Problem statement: Can you write out all of the material below, word for word?

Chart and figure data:
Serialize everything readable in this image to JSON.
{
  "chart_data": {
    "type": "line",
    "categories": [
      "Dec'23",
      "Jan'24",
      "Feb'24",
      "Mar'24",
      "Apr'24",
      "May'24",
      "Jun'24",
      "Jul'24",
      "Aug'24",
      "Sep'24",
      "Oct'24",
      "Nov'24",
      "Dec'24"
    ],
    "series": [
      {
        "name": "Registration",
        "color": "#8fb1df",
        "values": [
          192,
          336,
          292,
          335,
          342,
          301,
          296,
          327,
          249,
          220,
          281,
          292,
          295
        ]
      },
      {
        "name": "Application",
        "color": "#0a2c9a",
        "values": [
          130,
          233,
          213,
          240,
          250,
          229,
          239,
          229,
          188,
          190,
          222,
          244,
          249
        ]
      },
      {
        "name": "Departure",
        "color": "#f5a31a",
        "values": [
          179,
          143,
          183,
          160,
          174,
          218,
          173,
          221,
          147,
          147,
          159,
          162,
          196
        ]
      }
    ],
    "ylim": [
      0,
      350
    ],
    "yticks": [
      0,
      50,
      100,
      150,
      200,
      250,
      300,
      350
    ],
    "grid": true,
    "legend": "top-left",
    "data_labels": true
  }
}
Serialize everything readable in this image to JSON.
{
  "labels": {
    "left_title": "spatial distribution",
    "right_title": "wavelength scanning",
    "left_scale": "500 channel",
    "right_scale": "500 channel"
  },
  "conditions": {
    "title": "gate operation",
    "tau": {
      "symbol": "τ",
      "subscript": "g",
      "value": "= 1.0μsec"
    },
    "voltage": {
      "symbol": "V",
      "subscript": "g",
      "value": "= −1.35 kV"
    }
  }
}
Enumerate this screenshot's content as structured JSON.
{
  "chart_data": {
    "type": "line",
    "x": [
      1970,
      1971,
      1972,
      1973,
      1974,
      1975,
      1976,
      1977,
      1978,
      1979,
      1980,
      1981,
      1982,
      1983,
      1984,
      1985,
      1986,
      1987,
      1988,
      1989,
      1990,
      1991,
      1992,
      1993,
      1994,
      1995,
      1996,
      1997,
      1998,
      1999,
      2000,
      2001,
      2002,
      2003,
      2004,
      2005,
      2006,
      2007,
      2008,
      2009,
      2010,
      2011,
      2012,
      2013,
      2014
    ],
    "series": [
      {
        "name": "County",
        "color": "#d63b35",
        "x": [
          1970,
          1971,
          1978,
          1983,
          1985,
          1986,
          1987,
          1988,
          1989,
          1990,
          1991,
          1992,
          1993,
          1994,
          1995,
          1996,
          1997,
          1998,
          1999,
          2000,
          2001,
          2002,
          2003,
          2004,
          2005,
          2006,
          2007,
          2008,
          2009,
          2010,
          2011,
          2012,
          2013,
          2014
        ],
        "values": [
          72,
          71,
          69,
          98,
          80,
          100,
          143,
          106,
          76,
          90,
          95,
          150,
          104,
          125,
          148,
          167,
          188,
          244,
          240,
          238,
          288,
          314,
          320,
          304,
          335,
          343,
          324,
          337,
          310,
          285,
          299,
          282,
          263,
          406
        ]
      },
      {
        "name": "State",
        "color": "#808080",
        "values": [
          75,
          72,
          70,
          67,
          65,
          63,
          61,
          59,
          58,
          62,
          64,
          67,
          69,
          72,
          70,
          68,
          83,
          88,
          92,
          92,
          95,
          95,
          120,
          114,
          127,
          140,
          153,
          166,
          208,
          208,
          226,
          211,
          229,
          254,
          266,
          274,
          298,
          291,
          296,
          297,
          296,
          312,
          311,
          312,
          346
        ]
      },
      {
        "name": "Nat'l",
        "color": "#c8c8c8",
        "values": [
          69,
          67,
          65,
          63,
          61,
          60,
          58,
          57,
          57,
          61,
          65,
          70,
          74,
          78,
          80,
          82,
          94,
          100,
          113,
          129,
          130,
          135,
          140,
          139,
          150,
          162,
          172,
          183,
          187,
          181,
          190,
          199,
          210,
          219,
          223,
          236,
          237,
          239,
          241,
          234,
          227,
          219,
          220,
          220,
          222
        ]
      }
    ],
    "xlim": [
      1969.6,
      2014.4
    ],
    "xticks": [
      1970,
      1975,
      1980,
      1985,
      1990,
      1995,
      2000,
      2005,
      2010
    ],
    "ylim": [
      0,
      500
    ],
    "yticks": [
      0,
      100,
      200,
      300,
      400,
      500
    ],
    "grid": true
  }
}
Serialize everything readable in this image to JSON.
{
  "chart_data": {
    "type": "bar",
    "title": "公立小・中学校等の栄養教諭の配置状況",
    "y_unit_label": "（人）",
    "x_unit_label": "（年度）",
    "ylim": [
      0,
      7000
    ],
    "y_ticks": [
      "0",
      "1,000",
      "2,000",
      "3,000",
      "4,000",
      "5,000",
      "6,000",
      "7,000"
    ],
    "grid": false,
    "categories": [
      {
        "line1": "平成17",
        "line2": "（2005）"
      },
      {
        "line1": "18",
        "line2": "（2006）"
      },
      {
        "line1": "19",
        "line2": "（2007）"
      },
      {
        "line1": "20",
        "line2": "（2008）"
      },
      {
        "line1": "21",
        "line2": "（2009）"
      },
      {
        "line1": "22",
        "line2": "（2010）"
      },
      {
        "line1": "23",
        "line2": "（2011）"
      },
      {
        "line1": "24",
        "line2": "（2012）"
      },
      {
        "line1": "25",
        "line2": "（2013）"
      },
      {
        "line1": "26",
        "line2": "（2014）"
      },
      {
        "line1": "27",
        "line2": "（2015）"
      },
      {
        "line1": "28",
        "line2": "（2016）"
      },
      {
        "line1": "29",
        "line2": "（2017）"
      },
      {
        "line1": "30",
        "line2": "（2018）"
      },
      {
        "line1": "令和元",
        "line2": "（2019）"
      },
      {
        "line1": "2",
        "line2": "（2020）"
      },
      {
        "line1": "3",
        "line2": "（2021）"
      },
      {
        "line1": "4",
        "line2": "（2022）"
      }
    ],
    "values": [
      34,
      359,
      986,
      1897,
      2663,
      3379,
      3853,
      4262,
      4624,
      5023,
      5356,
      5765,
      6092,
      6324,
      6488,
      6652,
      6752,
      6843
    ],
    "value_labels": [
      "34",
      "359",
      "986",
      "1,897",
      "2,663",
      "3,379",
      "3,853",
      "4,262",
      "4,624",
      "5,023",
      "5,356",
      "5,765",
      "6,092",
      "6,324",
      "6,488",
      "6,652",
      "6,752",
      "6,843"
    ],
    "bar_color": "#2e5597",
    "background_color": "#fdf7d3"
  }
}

Answer to this exercise:
Serialize everything readable in this image to JSON.
{
  "chart_data": {
    "type": "line",
    "categories": [
      "Dec'23",
      "Jan'24",
      "Feb'24",
      "Mar'24",
      "Apr'24",
      "May'24",
      "Jun'24",
      "Jul'24",
      "Aug'24",
      "Sep'24",
      "Oct'24",
      "Nov'24",
      "Dec'24"
    ],
    "series": [
      {
        "name": "Registration",
        "color": "#8fb1df",
        "values": [
          192,
          336,
          292,
          335,
          342,
          301,
          296,
          327,
          249,
          220,
          281,
          292,
          295
        ]
      },
      {
        "name": "Application",
        "color": "#0a2c9a",
        "values": [
          130,
          233,
          213,
          240,
          250,
          229,
          239,
          229,
          188,
          190,
          222,
          244,
          249
        ]
      },
      {
        "name": "Departure",
        "color": "#f5a31a",
        "values": [
          179,
          143,
          183,
          160,
          174,
          218,
          173,
          221,
          147,
          147,
          159,
          162,
          196
        ]
      }
    ],
    "ylim": [
      0,
      350
    ],
    "yticks": [
      0,
      50,
      100,
      150,
      200,
      250,
      300,
      350
    ],
    "grid": true,
    "legend": "top-left",
    "data_labels": true
  }
}
Serialize everything readable in this image to JSON.
{
  "labels": {
    "left_title": "spatial distribution",
    "right_title": "wavelength scanning",
    "left_scale": "500 channel",
    "right_scale": "500 channel"
  },
  "conditions": {
    "title": "gate operation",
    "tau": {
      "symbol": "τ",
      "subscript": "g",
      "value": "= 1.0μsec"
    },
    "voltage": {
      "symbol": "V",
      "subscript": "g",
      "value": "= −1.35 kV"
    }
  }
}
Enumerate this screenshot's content as structured JSON.
{
  "chart_data": {
    "type": "line",
    "x": [
      1970,
      1971,
      1972,
      1973,
      1974,
      1975,
      1976,
      1977,
      1978,
      1979,
      1980,
      1981,
      1982,
      1983,
      1984,
      1985,
      1986,
      1987,
      1988,
      1989,
      1990,
      1991,
      1992,
      1993,
      1994,
      1995,
      1996,
      1997,
      1998,
      1999,
      2000,
      2001,
      2002,
      2003,
      2004,
      2005,
      2006,
      2007,
      2008,
      2009,
      2010,
      2011,
      2012,
      2013,
      2014
    ],
    "series": [
      {
        "name": "County",
        "color": "#d63b35",
        "x": [
          1970,
          1971,
          1978,
          1983,
          1985,
          1986,
          1987,
          1988,
          1989,
          1990,
          1991,
          1992,
          1993,
          1994,
          1995,
          1996,
          1997,
          1998,
          1999,
          2000,
          2001,
          2002,
          2003,
          2004,
          2005,
          2006,
          2007,
          2008,
          2009,
          2010,
          2011,
          2012,
          2013,
          2014
        ],
        "values": [
          72,
          71,
          69,
          98,
          80,
          100,
          143,
          106,
          76,
          90,
          95,
          150,
          104,
          125,
          148,
          167,
          188,
          244,
          240,
          238,
          288,
          314,
          320,
          304,
          335,
          343,
          324,
          337,
          310,
          285,
          299,
          282,
          263,
          406
        ]
      },
      {
        "name": "State",
        "color": "#808080",
        "values": [
          75,
          72,
          70,
          67,
          65,
          63,
          61,
          59,
          58,
          62,
          64,
          67,
          69,
          72,
          70,
          68,
          83,
          88,
          92,
          92,
          95,
          95,
          120,
          114,
          127,
          140,
          153,
          166,
          208,
          208,
          226,
          211,
          229,
          254,
          266,
          274,
          298,
          291,
          296,
          297,
          296,
          312,
          311,
          312,
          346
        ]
      },
      {
        "name": "Nat'l",
        "color": "#c8c8c8",
        "values": [
          69,
          67,
          65,
          63,
          61,
          60,
          58,
          57,
          57,
          61,
          65,
          70,
          74,
          78,
          80,
          82,
          94,
          100,
          113,
          129,
          130,
          135,
          140,
          139,
          150,
          162,
          172,
          183,
          187,
          181,
          190,
          199,
          210,
          219,
          223,
          236,
          237,
          239,
          241,
          234,
          227,
          219,
          220,
          220,
          222
        ]
      }
    ],
    "xlim": [
      1969.6,
      2014.4
    ],
    "xticks": [
      1970,
      1975,
      1980,
      1985,
      1990,
      1995,
      2000,
      2005,
      2010
    ],
    "ylim": [
      0,
      500
    ],
    "yticks": [
      0,
      100,
      200,
      300,
      400,
      500
    ],
    "grid": true
  }
}
Serialize everything readable in this image to JSON.
{
  "chart_data": {
    "type": "bar",
    "title": "公立小・中学校等の栄養教諭の配置状況",
    "y_unit_label": "（人）",
    "x_unit_label": "（年度）",
    "ylim": [
      0,
      7000
    ],
    "y_ticks": [
      "0",
      "1,000",
      "2,000",
      "3,000",
      "4,000",
      "5,000",
      "6,000",
      "7,000"
    ],
    "grid": false,
    "categories": [
      {
        "line1": "平成17",
        "line2": "（2005）"
      },
      {
        "line1": "18",
        "line2": "（2006）"
      },
      {
        "line1": "19",
        "line2": "（2007）"
      },
      {
        "line1": "20",
        "line2": "（2008）"
      },
      {
        "line1": "21",
        "line2": "（2009）"
      },
      {
        "line1": "22",
        "line2": "（2010）"
      },
      {
        "line1": "23",
        "line2": "（2011）"
      },
      {
        "line1": "24",
        "line2": "（2012）"
      },
      {
        "line1": "25",
        "line2": "（2013）"
      },
      {
        "line1": "26",
        "line2": "（2014）"
      },
      {
        "line1": "27",
        "line2": "（2015）"
      },
      {
        "line1": "28",
        "line2": "（2016）"
      },
      {
        "line1": "29",
        "line2": "（2017）"
      },
      {
        "line1": "30",
        "line2": "（2018）"
      },
      {
        "line1": "令和元",
        "line2": "（2019）"
      },
      {
        "line1": "2",
        "line2": "（2020）"
      },
      {
        "line1": "3",
        "line2": "（2021）"
      },
      {
        "line1": "4",
        "line2": "（2022）"
      }
    ],
    "values": [
      34,
      359,
      986,
      1897,
      2663,
      3379,
      3853,
      4262,
      4624,
      5023,
      5356,
      5765,
      6092,
      6324,
      6488,
      6652,
      6752,
      6843
    ],
    "value_labels": [
      "34",
      "359",
      "986",
      "1,897",
      "2,663",
      "3,379",
      "3,853",
      "4,262",
      "4,624",
      "5,023",
      "5,356",
      "5,765",
      "6,092",
      "6,324",
      "6,488",
      "6,652",
      "6,752",
      "6,843"
    ],
    "bar_color": "#2e5597",
    "background_color": "#fdf7d3"
  }
}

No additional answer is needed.